What is required - Each entry is to be reproduced verbatim, and images are to be omitted.

Extracted data -
************

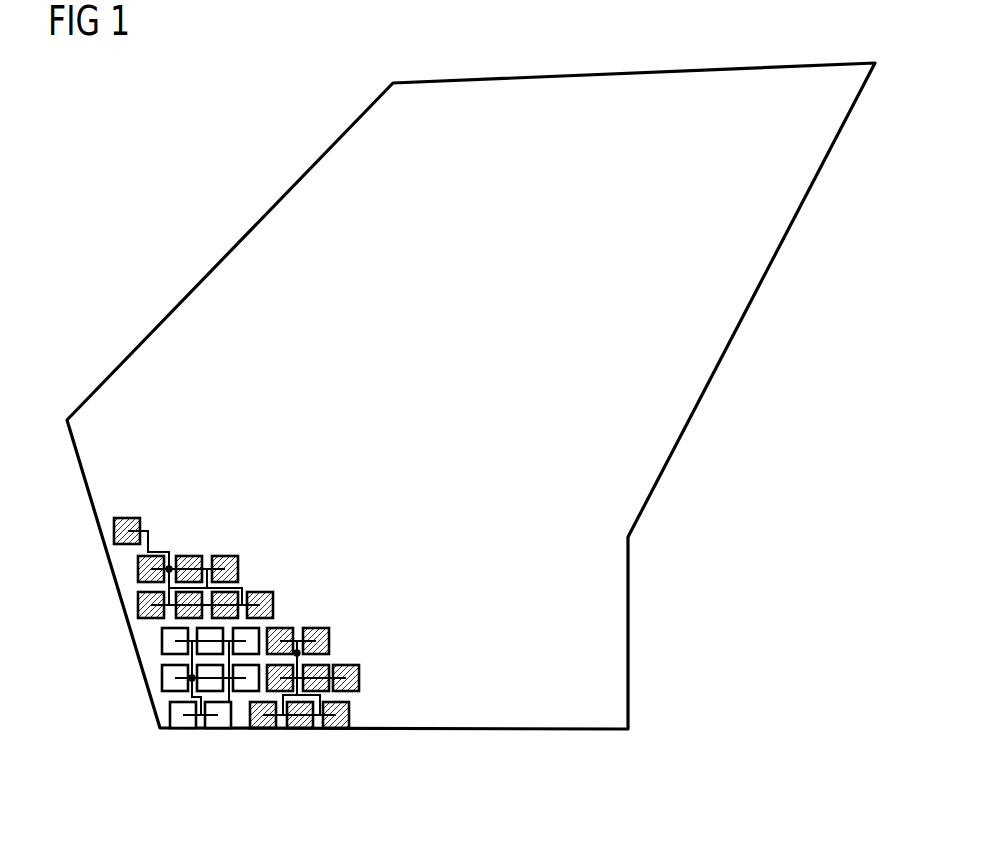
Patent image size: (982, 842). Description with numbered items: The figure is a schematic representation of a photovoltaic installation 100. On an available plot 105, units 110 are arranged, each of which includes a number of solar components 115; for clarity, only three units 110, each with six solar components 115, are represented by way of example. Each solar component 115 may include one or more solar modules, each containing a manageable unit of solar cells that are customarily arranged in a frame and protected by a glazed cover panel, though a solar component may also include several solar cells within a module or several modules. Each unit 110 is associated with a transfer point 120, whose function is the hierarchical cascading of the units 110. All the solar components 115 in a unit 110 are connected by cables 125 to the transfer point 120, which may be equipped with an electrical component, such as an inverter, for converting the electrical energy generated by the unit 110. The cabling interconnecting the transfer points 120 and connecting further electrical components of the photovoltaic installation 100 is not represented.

The photovoltaic installation 100 is at (336, 80).
The available plot 105 is at (634, 72).
The unit 110 is at (212, 515).
The solar component 115 is at (317, 628).
The transfer point 120 is at (300, 653).
The cable 125 is at (322, 728).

************

Exercise answer -
Patent image size: (982, 842). Description with numbered items: The figure is a schematic representation of a photovoltaic installation 100. On an available plot 105, units 110 are arranged, each of which includes a number of solar components 115; for clarity, only three units 110, each with six solar components 115, are represented by way of example. Each solar component 115 may include one or more solar modules, each containing a manageable unit of solar cells that are customarily arranged in a frame and protected by a glazed cover panel, though a solar component may also include several solar cells within a module or several modules. Each unit 110 is associated with a transfer point 120, whose function is the hierarchical cascading of the units 110. All the solar components 115 in a unit 110 are connected by cables 125 to the transfer point 120, which may be equipped with an electrical component, such as an inverter, for converting the electrical energy generated by the unit 110. The cabling interconnecting the transfer points 120 and connecting further electrical components of the photovoltaic installation 100 is not represented.

The photovoltaic installation 100 is at (336, 80).
The available plot 105 is at (634, 72).
The unit 110 is at (212, 515).
The solar component 115 is at (317, 628).
The transfer point 120 is at (300, 653).
The cable 125 is at (322, 728).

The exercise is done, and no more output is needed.